#### [Written instruction]
Can you copy out the data exactly? Leave the images out.

────────────────────────────────────────

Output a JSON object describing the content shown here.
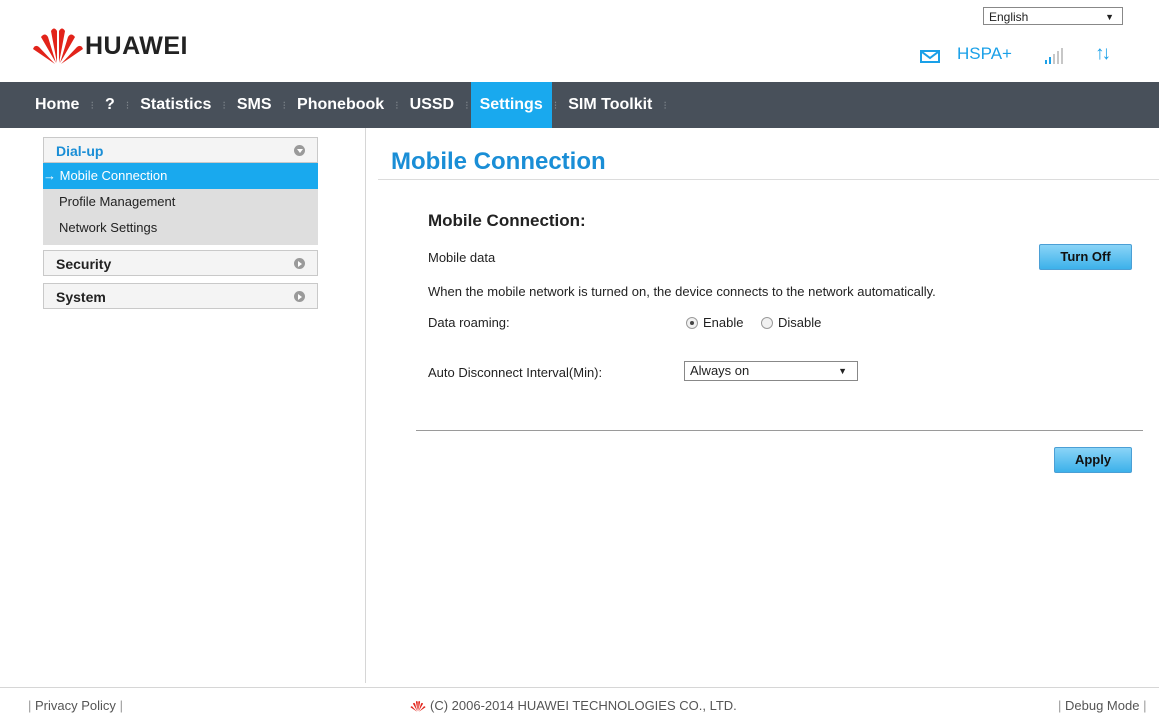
{
  "header": {
    "brand": "HUAWEI",
    "language": "English",
    "network_type": "HSPA+",
    "signal_bars": 5,
    "signal_active": 2,
    "data_arrows": "↑↓",
    "brand_color": "#e2231a",
    "accent_color": "#19a9ee"
  },
  "nav": {
    "items": [
      {
        "label": "Home"
      },
      {
        "label": "?"
      },
      {
        "label": "Statistics"
      },
      {
        "label": "SMS"
      },
      {
        "label": "Phonebook"
      },
      {
        "label": "USSD"
      },
      {
        "label": "Settings"
      },
      {
        "label": "SIM Toolkit"
      }
    ],
    "active_index": 6
  },
  "sidebar": {
    "dialup": {
      "label": "Dial-up",
      "items": [
        {
          "label": "Mobile Connection",
          "active_prefix": "→"
        },
        {
          "label": "Profile Management"
        },
        {
          "label": "Network Settings"
        }
      ]
    },
    "security": {
      "label": "Security"
    },
    "system": {
      "label": "System"
    }
  },
  "main": {
    "page_title": "Mobile Connection",
    "section_title": "Mobile Connection:",
    "mobile_data_label": "Mobile data",
    "turn_off_label": "Turn Off",
    "info_text": "When the mobile network is turned on, the device connects to the network automatically.",
    "roaming_label": "Data roaming:",
    "roaming_enable": "Enable",
    "roaming_disable": "Disable",
    "roaming_selected": "Enable",
    "auto_disconnect_label": "Auto Disconnect Interval(Min):",
    "auto_disconnect_value": "Always on",
    "apply_label": "Apply"
  },
  "footer": {
    "privacy": "Privacy Policy",
    "copyright": "(C) 2006-2014 HUAWEI TECHNOLOGIES CO., LTD.",
    "debug": "Debug Mode"
  }
}
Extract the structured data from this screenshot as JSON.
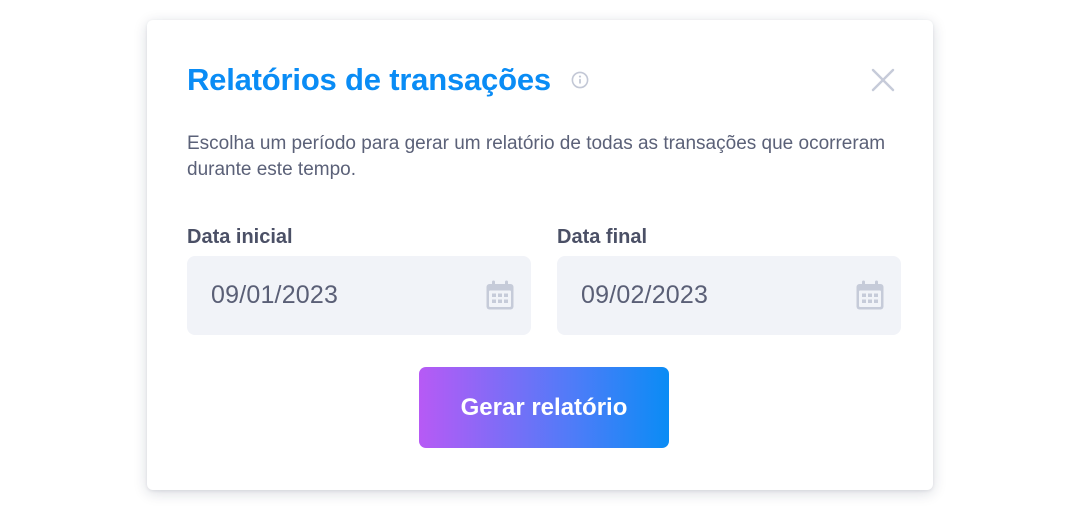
{
  "modal": {
    "title": "Relatórios de transações",
    "description": "Escolha um período para gerar um relatório de todas as transações que ocorreram durante este tempo.",
    "start_date": {
      "label": "Data inicial",
      "value": "09/01/2023"
    },
    "end_date": {
      "label": "Data final",
      "value": "09/02/2023"
    },
    "submit_label": "Gerar relatório",
    "icons": {
      "info": "info-icon",
      "close": "close-icon",
      "calendar": "calendar-icon"
    }
  },
  "colors": {
    "title": "#0a8cf5",
    "text": "#5b6178",
    "label": "#4b5066",
    "input_background": "#f1f3f8",
    "icon": "#c6cbd9",
    "button_gradient_start": "#b75af5",
    "button_gradient_end": "#0a8cf5"
  }
}
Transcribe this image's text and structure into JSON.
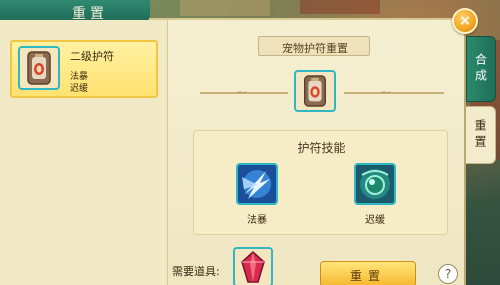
{
  "window": {
    "title": "重置"
  },
  "close_icon": "×",
  "list": {
    "items": [
      {
        "name": "二级护符",
        "skills": [
          "法暴",
          "迟缓"
        ]
      }
    ]
  },
  "reset_panel": {
    "title": "宠物护符重置",
    "skills_heading": "护符技能",
    "skills": [
      {
        "label": "法暴",
        "icon": "lightning-burst-icon"
      },
      {
        "label": "迟缓",
        "icon": "slow-orb-icon"
      }
    ],
    "need_label": "需要道具:",
    "reset_button": "重置",
    "help_label": "?"
  },
  "tabs": [
    {
      "label": "合成"
    },
    {
      "label": "重置"
    }
  ],
  "colors": {
    "title_green": "#1f6a55",
    "accent_cyan": "#2fb7c4",
    "button_gold": "#f5b82e"
  }
}
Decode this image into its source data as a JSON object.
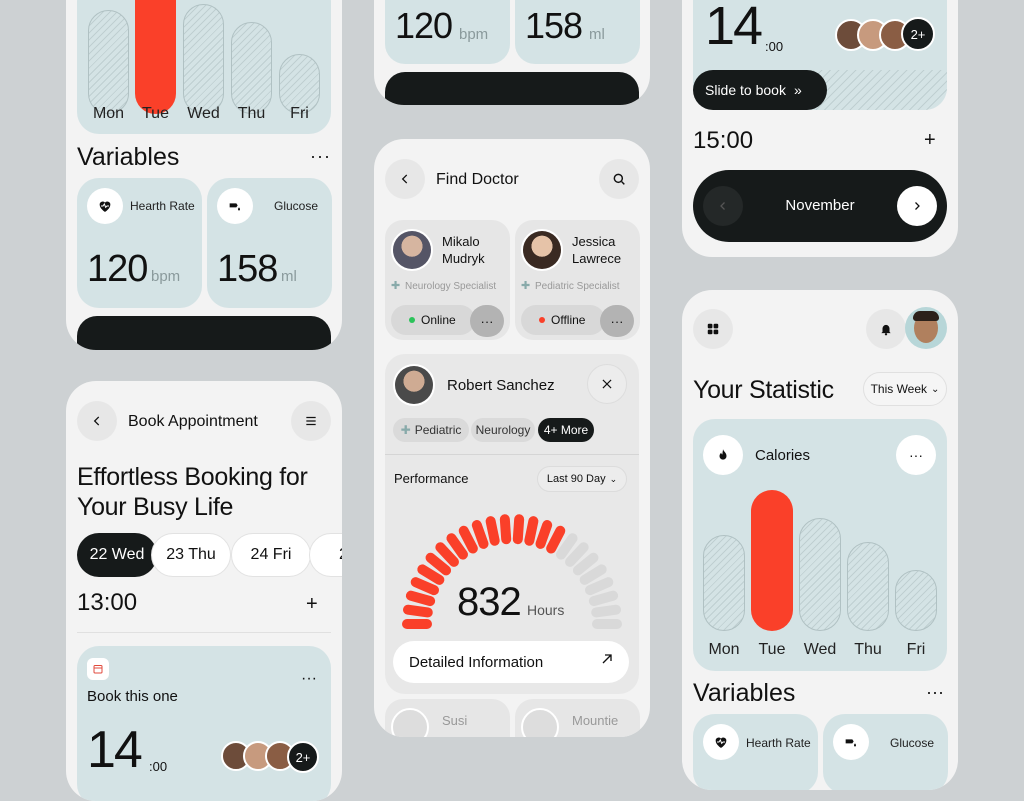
{
  "days": [
    "Mon",
    "Tue",
    "Wed",
    "Thu",
    "Fri"
  ],
  "variables_title": "Variables",
  "heart_label": "Hearth Rate",
  "glucose_label": "Glucose",
  "heart_value": "120",
  "heart_unit": "bpm",
  "glucose_value": "158",
  "glucose_unit": "ml",
  "book": {
    "title": "Book Appointment",
    "headline1": "Effortless Booking for",
    "headline2": "Your Busy Life",
    "dates": [
      "22 Wed",
      "23 Thu",
      "24 Fri",
      "2"
    ],
    "time": "13:00",
    "card_label": "Book this one",
    "card_hour": "14",
    "card_min": ":00",
    "more": "2+"
  },
  "doctor": {
    "title": "Find Doctor",
    "doctors": [
      {
        "name1": "Mikalo",
        "name2": "Mudryk",
        "spec": "Neurology Specialist",
        "status": "Online",
        "status_color": "#2bc35a"
      },
      {
        "name1": "Jessica",
        "name2": "Lawrece",
        "spec": "Pediatric Specialist",
        "status": "Offline",
        "status_color": "#fa4029"
      }
    ],
    "selected_name": "Robert Sanchez",
    "tags": [
      "Pediatric",
      "Neurology",
      "4+ More"
    ],
    "performance_label": "Performance",
    "range": "Last 90 Day",
    "hours_value": "832",
    "hours_unit": "Hours",
    "detail": "Detailed Information",
    "bottom_names": [
      "Susi",
      "Mountie"
    ],
    "gauge_fraction": 0.68
  },
  "schedule": {
    "hour": "14",
    "min": ":00",
    "more": "2+",
    "slide": "Slide to book",
    "time2": "15:00",
    "month": "November"
  },
  "stats": {
    "title": "Your Statistic",
    "range": "This Week",
    "calories": "Calories",
    "variables": "Variables"
  },
  "colors": {
    "accent": "#fa4029",
    "card": "#d4e3e5",
    "dark": "#161a1a"
  }
}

────────────────────────────────────────

#### [Full output]
Output a JSON object describing the content shown here.
{
  "header": {
    "brand": "HUAWEI",
    "language": "English",
    "network_type": "HSPA+",
    "signal_bars": 5,
    "signal_active": 2,
    "data_arrows": "↑↓",
    "brand_color": "#e2231a",
    "accent_color": "#19a9ee"
  },
  "nav": {
    "items": [
      {
        "label": "Home"
      },
      {
        "label": "?"
      },
      {
        "label": "Statistics"
      },
      {
        "label": "SMS"
      },
      {
        "label": "Phonebook"
      },
      {
        "label": "USSD"
      },
      {
        "label": "Settings"
      },
      {
        "label": "SIM Toolkit"
      }
    ],
    "active_index": 6
  },
  "sidebar": {
    "dialup": {
      "label": "Dial-up",
      "items": [
        {
          "label": "Mobile Connection",
          "active_prefix": "→"
        },
        {
          "label": "Profile Management"
        },
        {
          "label": "Network Settings"
        }
      ]
    },
    "security": {
      "label": "Security"
    },
    "system": {
      "label": "System"
    }
  },
  "main": {
    "page_title": "Mobile Connection",
    "section_title": "Mobile Connection:",
    "mobile_data_label": "Mobile data",
    "turn_off_label": "Turn Off",
    "info_text": "When the mobile network is turned on, the device connects to the network automatically.",
    "roaming_label": "Data roaming:",
    "roaming_enable": "Enable",
    "roaming_disable": "Disable",
    "roaming_selected": "Enable",
    "auto_disconnect_label": "Auto Disconnect Interval(Min):",
    "auto_disconnect_value": "Always on",
    "apply_label": "Apply"
  },
  "footer": {
    "privacy": "Privacy Policy",
    "copyright": "(C) 2006-2014 HUAWEI TECHNOLOGIES CO., LTD.",
    "debug": "Debug Mode"
  }
}
Extract the structured data from this screenshot as JSON.
{
  "modal": {
    "title": "Relatórios de transações",
    "description": "Escolha um período para gerar um relatório de todas as transações que ocorreram durante este tempo.",
    "start_date": {
      "label": "Data inicial",
      "value": "09/01/2023"
    },
    "end_date": {
      "label": "Data final",
      "value": "09/02/2023"
    },
    "submit_label": "Gerar relatório",
    "icons": {
      "info": "info-icon",
      "close": "close-icon",
      "calendar": "calendar-icon"
    }
  },
  "colors": {
    "title": "#0a8cf5",
    "text": "#5b6178",
    "label": "#4b5066",
    "input_background": "#f1f3f8",
    "icon": "#c6cbd9",
    "button_gradient_start": "#b75af5",
    "button_gradient_end": "#0a8cf5"
  }
}
Transcribe this image's text and structure into JSON.
{
  "window": {
    "title": "重置"
  },
  "close_icon": "×",
  "list": {
    "items": [
      {
        "name": "二级护符",
        "skills": [
          "法暴",
          "迟缓"
        ]
      }
    ]
  },
  "reset_panel": {
    "title": "宠物护符重置",
    "skills_heading": "护符技能",
    "skills": [
      {
        "label": "法暴",
        "icon": "lightning-burst-icon"
      },
      {
        "label": "迟缓",
        "icon": "slow-orb-icon"
      }
    ],
    "need_label": "需要道具:",
    "reset_button": "重置",
    "help_label": "?"
  },
  "tabs": [
    {
      "label": "合成"
    },
    {
      "label": "重置"
    }
  ],
  "colors": {
    "title_green": "#1f6a55",
    "accent_cyan": "#2fb7c4",
    "button_gold": "#f5b82e"
  }
}
Decode this image into its source data as a JSON object.
{
  "days": [
    "Mon",
    "Tue",
    "Wed",
    "Thu",
    "Fri"
  ],
  "variables_title": "Variables",
  "heart_label": "Hearth Rate",
  "glucose_label": "Glucose",
  "heart_value": "120",
  "heart_unit": "bpm",
  "glucose_value": "158",
  "glucose_unit": "ml",
  "book": {
    "title": "Book Appointment",
    "headline1": "Effortless Booking for",
    "headline2": "Your Busy Life",
    "dates": [
      "22 Wed",
      "23 Thu",
      "24 Fri",
      "2"
    ],
    "time": "13:00",
    "card_label": "Book this one",
    "card_hour": "14",
    "card_min": ":00",
    "more": "2+"
  },
  "doctor": {
    "title": "Find Doctor",
    "doctors": [
      {
        "name1": "Mikalo",
        "name2": "Mudryk",
        "spec": "Neurology Specialist",
        "status": "Online",
        "status_color": "#2bc35a"
      },
      {
        "name1": "Jessica",
        "name2": "Lawrece",
        "spec": "Pediatric Specialist",
        "status": "Offline",
        "status_color": "#fa4029"
      }
    ],
    "selected_name": "Robert Sanchez",
    "tags": [
      "Pediatric",
      "Neurology",
      "4+ More"
    ],
    "performance_label": "Performance",
    "range": "Last 90 Day",
    "hours_value": "832",
    "hours_unit": "Hours",
    "detail": "Detailed Information",
    "bottom_names": [
      "Susi",
      "Mountie"
    ],
    "gauge_fraction": 0.68
  },
  "schedule": {
    "hour": "14",
    "min": ":00",
    "more": "2+",
    "slide": "Slide to book",
    "time2": "15:00",
    "month": "November"
  },
  "stats": {
    "title": "Your Statistic",
    "range": "This Week",
    "calories": "Calories",
    "variables": "Variables"
  },
  "colors": {
    "accent": "#fa4029",
    "card": "#d4e3e5",
    "dark": "#161a1a"
  }
}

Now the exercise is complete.